Data records:
•••••
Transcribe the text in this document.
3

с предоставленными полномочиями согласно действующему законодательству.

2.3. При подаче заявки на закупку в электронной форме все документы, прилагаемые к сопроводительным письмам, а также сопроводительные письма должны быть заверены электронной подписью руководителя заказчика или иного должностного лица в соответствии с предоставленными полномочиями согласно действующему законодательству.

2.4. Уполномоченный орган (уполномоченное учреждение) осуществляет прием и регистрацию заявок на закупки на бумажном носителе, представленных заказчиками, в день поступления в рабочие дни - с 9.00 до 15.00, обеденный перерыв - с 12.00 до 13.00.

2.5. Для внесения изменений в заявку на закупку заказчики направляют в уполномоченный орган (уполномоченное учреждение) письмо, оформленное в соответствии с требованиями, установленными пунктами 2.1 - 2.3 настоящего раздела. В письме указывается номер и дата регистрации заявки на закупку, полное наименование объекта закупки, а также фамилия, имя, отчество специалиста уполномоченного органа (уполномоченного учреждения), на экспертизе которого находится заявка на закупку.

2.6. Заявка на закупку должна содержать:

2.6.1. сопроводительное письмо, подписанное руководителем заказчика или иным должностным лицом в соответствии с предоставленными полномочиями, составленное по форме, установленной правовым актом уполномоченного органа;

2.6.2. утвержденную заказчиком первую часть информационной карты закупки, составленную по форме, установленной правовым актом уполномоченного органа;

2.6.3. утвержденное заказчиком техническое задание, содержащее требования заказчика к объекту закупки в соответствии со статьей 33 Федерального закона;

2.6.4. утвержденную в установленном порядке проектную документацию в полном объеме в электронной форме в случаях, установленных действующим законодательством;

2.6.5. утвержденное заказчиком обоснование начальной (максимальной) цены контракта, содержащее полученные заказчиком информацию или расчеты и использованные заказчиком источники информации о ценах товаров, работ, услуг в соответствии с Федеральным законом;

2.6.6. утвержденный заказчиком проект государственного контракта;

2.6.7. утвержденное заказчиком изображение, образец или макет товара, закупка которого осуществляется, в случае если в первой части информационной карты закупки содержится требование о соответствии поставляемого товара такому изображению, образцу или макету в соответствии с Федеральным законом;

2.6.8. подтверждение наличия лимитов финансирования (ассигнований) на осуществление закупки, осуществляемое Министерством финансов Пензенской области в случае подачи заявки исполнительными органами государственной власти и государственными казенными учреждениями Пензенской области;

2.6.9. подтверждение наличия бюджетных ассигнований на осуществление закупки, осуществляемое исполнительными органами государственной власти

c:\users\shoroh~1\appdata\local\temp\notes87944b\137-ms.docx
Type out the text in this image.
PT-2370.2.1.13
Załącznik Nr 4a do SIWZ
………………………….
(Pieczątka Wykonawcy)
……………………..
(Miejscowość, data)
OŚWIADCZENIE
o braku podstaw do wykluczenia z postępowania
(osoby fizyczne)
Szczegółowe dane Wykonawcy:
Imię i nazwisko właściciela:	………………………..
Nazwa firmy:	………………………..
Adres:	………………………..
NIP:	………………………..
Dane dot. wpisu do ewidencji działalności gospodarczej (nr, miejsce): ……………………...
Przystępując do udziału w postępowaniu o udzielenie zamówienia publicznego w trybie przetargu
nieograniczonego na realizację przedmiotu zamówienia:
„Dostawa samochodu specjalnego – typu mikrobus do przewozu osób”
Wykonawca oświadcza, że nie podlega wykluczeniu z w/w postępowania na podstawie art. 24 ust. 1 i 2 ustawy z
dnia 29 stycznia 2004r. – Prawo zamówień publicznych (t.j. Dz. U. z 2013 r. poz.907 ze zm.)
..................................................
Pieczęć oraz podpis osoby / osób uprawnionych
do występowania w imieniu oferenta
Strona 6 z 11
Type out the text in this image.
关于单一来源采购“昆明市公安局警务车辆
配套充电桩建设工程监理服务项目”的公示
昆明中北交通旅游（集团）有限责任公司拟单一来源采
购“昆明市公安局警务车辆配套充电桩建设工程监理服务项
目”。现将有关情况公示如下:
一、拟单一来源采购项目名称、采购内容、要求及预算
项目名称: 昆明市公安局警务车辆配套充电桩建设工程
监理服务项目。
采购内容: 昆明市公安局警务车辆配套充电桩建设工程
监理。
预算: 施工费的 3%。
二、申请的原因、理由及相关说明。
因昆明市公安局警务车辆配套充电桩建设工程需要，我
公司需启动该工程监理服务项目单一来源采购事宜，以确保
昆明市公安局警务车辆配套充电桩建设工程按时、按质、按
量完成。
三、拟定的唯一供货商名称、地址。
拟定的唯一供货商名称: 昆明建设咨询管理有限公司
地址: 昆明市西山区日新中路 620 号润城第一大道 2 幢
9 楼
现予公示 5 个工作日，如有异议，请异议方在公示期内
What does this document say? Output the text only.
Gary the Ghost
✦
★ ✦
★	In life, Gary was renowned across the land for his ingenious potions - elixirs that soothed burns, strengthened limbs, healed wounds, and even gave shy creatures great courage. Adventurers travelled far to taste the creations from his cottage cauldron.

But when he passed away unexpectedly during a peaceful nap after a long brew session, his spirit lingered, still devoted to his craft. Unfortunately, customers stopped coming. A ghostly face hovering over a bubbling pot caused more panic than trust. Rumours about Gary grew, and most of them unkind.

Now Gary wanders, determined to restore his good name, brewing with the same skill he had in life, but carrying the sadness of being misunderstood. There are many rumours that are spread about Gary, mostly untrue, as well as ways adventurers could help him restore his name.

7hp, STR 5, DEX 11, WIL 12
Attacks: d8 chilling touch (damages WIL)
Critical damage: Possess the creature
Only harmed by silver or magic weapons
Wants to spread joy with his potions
•••••
• Problem: Search the preceding listing for the word "информационной" and pull out every line that holds it.

• Output for this exercise:
2.6.2. утвержденную заказчиком первую часть информационной карты закупки, составленную по форме, установленной правовым актом уполномоченного органа;
2.6.7. утвержденное заказчиком изображение, образец или макет товара, закупка которого осуществляется, в случае если в первой части информационной карты закупки содержится требование о соответствии поставляемого товара такому изображению, образцу или макету в соответствии с Федеральным законом;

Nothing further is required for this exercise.